Dataset excerpt

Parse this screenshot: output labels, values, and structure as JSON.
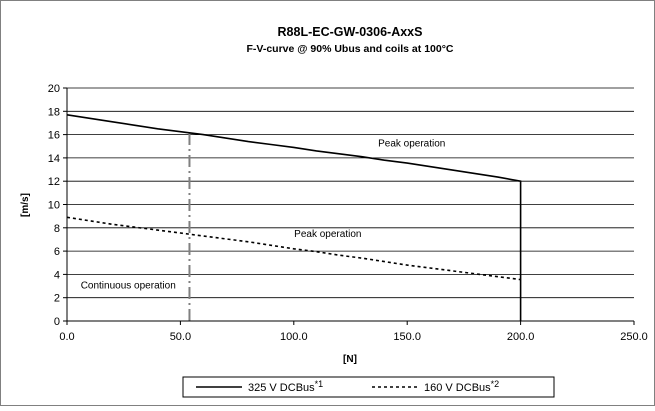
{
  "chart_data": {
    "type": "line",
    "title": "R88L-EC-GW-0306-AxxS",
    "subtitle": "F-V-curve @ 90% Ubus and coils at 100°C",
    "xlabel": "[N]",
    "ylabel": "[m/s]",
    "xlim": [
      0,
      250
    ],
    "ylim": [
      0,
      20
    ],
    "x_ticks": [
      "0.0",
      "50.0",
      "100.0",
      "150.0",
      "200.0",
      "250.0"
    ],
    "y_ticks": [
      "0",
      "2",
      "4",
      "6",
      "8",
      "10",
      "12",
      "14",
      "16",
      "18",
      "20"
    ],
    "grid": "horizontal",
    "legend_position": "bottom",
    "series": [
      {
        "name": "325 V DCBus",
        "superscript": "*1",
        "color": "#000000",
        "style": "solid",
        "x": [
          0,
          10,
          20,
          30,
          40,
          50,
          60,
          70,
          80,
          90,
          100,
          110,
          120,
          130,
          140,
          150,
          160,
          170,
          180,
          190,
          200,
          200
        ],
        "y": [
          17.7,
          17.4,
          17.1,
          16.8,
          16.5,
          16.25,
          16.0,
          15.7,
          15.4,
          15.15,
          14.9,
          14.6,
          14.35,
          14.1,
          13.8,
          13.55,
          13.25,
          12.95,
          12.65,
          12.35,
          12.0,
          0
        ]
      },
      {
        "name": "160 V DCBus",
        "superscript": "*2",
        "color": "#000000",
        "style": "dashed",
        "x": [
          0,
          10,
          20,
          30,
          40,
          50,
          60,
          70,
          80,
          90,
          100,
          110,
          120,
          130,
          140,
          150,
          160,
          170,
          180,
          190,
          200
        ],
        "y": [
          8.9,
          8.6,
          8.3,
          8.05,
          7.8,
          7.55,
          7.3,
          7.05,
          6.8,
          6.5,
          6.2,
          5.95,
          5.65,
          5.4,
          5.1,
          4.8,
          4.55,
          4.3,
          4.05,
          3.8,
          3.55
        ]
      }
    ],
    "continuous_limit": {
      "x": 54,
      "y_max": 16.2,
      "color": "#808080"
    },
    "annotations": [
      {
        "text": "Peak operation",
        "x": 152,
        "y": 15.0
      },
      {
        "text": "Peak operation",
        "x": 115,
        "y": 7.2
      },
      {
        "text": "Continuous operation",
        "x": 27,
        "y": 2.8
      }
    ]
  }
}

...

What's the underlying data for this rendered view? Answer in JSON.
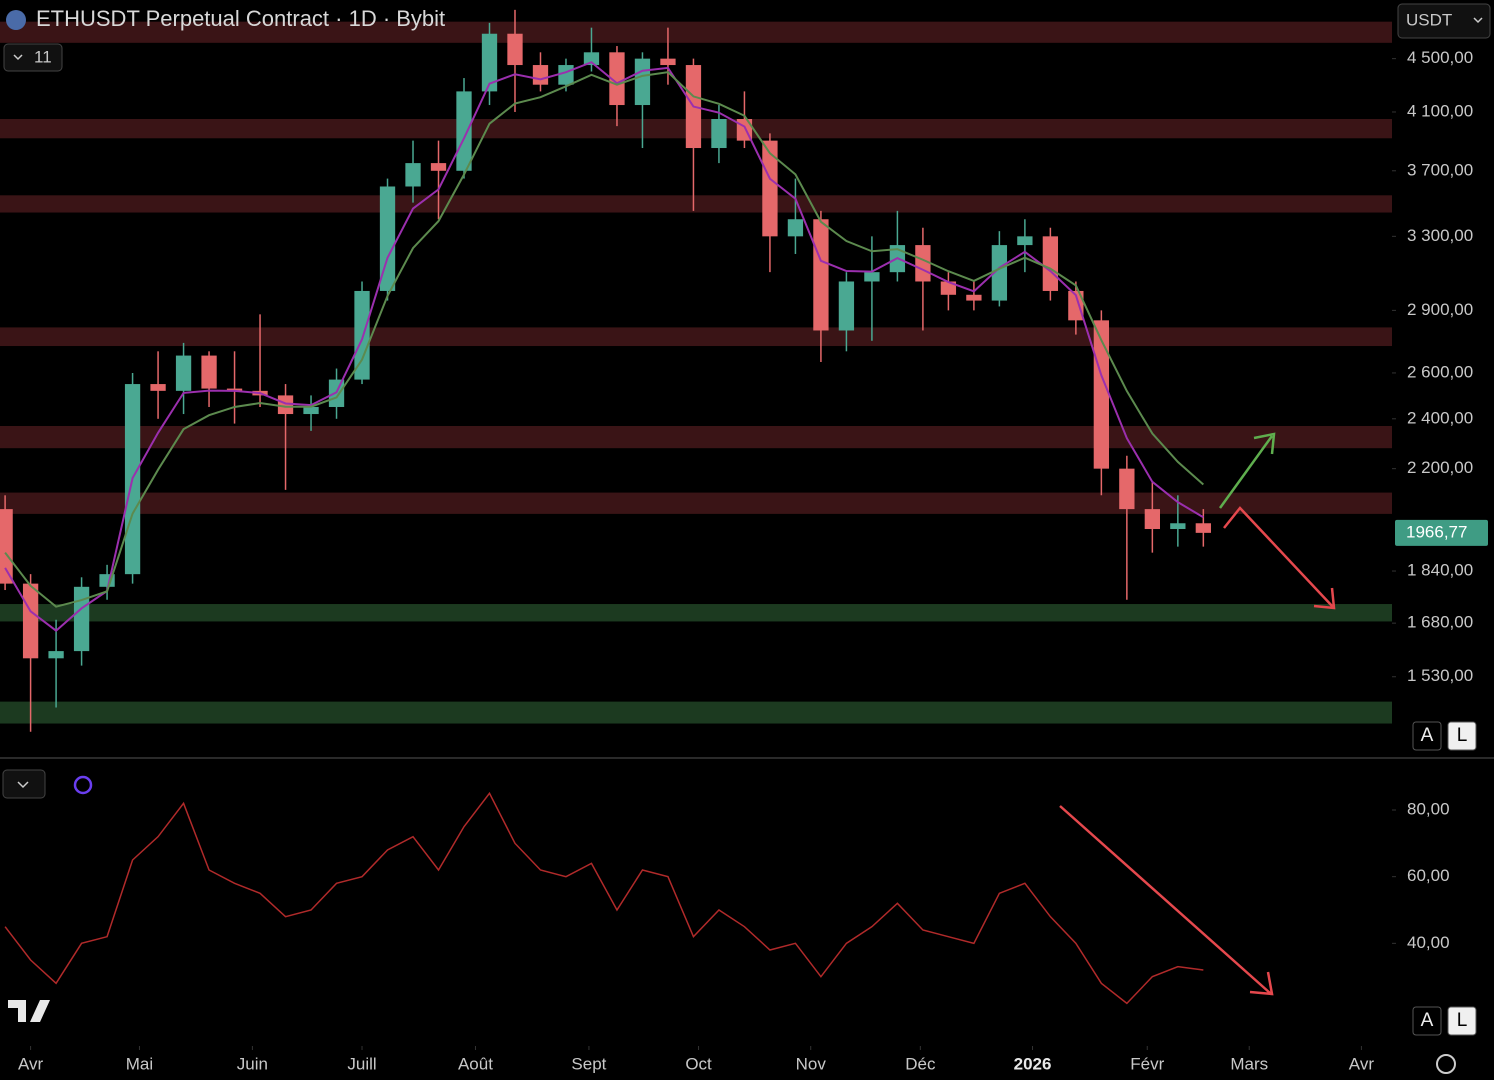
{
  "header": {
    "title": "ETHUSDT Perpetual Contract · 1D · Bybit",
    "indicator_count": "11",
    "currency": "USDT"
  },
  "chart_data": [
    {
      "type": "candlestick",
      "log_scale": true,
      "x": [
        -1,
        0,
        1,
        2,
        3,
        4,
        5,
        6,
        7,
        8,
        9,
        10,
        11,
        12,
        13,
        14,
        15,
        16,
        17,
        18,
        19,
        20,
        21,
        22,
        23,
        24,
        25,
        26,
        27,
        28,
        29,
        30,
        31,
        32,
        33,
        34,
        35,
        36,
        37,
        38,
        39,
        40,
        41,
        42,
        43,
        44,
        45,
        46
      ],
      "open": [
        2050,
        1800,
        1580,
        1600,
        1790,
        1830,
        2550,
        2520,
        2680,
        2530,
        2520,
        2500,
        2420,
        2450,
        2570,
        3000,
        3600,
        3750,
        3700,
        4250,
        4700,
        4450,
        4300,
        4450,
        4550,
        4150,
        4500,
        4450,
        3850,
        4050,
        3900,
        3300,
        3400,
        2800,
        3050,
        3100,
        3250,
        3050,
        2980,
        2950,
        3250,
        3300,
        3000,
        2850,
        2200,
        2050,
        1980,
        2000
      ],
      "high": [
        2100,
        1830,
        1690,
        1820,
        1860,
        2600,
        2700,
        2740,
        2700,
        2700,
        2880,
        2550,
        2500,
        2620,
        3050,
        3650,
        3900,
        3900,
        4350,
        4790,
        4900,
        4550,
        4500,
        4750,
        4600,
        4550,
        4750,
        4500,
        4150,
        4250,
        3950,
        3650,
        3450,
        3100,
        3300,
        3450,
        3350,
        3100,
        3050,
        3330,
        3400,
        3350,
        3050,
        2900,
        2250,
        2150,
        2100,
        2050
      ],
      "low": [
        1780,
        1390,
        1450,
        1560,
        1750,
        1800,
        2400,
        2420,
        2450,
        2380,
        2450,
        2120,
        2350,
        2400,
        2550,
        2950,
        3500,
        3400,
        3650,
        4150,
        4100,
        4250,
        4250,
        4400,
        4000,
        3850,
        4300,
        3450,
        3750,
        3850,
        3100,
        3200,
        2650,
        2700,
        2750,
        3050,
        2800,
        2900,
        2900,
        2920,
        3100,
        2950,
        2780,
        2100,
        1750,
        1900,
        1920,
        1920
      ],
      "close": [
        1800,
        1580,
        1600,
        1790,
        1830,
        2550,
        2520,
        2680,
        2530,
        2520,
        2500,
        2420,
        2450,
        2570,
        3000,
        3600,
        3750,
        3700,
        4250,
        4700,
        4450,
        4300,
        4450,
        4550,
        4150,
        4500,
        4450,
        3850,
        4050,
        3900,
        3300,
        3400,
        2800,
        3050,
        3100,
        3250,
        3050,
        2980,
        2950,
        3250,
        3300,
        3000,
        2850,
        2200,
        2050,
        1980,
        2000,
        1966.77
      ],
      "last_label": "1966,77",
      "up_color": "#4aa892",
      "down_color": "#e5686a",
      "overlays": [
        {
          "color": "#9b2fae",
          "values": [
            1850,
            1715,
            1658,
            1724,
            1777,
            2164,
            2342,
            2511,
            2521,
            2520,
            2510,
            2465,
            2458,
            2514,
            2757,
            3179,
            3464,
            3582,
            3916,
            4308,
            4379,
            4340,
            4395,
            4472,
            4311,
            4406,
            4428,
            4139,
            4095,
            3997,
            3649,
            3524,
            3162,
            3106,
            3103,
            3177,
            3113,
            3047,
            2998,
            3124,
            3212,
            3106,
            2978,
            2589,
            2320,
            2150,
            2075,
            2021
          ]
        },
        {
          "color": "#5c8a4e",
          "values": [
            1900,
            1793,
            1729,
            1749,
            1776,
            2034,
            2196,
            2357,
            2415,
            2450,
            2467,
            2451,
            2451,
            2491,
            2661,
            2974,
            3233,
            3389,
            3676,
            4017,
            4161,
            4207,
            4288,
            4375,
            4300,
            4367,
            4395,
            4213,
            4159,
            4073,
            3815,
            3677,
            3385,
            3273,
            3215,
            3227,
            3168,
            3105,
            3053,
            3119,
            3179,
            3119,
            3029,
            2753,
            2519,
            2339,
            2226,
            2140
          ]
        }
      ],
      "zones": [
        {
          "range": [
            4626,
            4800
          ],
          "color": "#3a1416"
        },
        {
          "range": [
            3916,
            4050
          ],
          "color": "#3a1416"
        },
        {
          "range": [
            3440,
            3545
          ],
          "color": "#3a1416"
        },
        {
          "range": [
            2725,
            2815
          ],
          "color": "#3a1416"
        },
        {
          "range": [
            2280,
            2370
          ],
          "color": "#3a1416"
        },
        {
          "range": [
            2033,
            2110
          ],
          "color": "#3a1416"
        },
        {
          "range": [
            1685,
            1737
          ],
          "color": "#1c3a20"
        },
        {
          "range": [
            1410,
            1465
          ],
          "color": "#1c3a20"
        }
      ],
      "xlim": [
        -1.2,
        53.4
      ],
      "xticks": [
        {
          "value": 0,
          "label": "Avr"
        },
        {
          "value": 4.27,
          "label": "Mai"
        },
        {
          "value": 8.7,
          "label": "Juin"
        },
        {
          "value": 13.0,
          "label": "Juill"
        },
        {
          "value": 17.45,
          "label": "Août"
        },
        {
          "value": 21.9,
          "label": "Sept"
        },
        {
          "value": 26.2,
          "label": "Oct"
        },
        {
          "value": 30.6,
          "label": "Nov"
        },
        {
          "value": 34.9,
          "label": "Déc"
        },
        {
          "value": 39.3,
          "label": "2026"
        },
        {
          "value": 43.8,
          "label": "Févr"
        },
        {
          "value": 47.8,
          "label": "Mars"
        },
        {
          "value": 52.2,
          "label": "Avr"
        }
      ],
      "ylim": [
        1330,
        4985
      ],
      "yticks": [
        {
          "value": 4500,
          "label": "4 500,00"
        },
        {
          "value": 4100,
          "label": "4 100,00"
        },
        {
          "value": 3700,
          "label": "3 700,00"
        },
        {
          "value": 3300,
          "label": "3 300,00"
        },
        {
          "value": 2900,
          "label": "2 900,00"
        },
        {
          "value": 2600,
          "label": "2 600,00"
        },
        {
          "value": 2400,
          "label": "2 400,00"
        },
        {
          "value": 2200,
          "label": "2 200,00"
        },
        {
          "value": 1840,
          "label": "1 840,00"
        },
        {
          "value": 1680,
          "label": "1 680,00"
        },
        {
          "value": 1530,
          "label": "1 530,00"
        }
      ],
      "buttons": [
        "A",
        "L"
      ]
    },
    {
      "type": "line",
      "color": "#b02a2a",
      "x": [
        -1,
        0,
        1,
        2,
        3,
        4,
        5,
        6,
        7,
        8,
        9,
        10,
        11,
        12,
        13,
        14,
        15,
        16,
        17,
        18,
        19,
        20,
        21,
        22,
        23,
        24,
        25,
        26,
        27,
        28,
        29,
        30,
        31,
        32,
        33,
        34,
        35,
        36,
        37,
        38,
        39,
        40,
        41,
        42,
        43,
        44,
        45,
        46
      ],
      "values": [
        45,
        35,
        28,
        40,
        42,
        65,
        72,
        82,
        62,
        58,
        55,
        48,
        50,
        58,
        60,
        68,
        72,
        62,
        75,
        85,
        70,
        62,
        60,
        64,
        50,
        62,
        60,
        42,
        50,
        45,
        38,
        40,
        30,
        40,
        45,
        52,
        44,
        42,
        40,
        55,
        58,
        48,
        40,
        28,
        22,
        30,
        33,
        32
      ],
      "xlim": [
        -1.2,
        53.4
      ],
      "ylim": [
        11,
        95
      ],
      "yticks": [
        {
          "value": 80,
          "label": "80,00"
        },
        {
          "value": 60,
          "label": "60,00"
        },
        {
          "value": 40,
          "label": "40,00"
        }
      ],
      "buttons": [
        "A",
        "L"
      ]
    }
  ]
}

--

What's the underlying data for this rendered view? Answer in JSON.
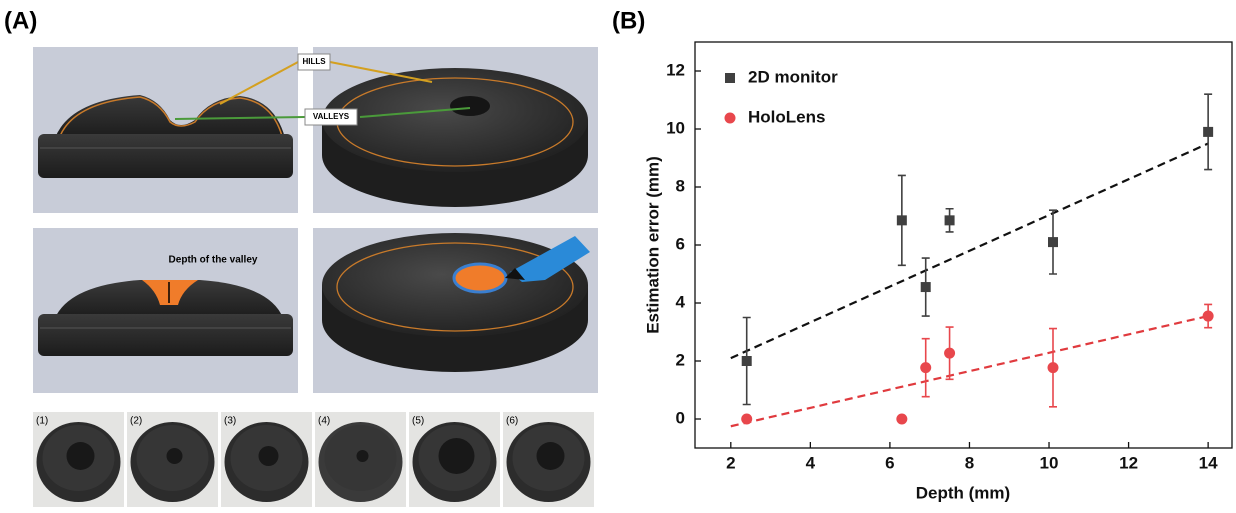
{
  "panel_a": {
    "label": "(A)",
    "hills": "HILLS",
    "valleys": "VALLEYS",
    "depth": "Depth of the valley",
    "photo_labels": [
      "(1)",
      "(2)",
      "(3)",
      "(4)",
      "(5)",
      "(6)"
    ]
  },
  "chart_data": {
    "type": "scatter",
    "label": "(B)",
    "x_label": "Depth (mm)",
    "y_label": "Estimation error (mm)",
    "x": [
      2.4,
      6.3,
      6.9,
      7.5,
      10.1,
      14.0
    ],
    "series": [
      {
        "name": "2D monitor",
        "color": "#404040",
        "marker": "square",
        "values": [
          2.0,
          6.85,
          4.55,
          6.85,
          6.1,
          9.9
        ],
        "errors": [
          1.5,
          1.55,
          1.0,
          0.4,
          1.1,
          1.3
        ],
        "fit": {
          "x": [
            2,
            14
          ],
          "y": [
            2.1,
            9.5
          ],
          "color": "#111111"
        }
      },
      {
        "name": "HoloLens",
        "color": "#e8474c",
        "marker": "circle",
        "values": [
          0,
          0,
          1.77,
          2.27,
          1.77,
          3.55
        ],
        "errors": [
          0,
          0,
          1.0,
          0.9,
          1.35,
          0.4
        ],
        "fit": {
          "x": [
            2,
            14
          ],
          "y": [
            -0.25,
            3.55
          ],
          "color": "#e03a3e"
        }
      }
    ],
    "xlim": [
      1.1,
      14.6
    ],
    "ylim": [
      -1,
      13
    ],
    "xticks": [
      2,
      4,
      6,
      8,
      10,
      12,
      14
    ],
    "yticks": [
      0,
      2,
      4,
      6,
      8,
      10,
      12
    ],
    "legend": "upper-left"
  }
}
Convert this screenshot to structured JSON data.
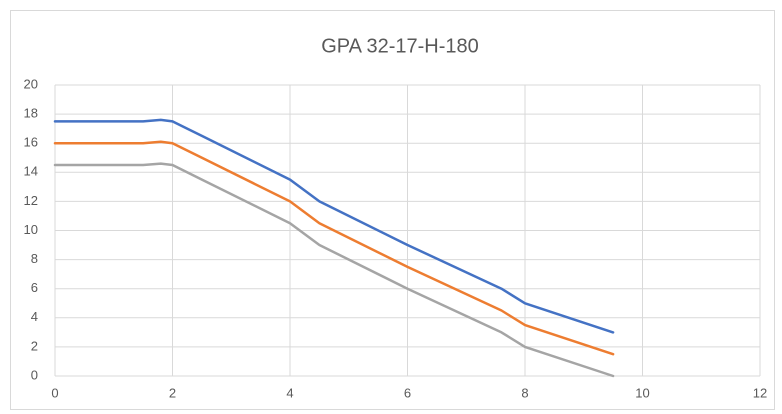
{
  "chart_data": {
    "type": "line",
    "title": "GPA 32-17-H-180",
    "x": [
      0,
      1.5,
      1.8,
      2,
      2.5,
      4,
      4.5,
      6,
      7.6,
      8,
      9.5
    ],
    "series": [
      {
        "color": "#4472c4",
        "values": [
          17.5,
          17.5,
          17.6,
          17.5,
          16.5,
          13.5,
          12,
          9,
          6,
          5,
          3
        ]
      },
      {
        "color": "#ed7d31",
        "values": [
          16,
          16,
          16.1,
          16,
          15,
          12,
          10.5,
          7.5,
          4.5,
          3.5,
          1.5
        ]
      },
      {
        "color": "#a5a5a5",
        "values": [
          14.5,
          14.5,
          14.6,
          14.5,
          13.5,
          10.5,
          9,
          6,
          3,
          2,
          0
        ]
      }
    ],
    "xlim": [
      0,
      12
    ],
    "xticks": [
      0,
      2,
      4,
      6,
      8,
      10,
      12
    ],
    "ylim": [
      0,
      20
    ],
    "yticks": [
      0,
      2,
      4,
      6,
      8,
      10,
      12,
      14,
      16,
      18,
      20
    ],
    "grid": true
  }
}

> _WHAT IS BEING ASKED_:
Across the records, count the lines holding the string "name". Give the number and stop.

> _ANSWER TO THE TASK_:
4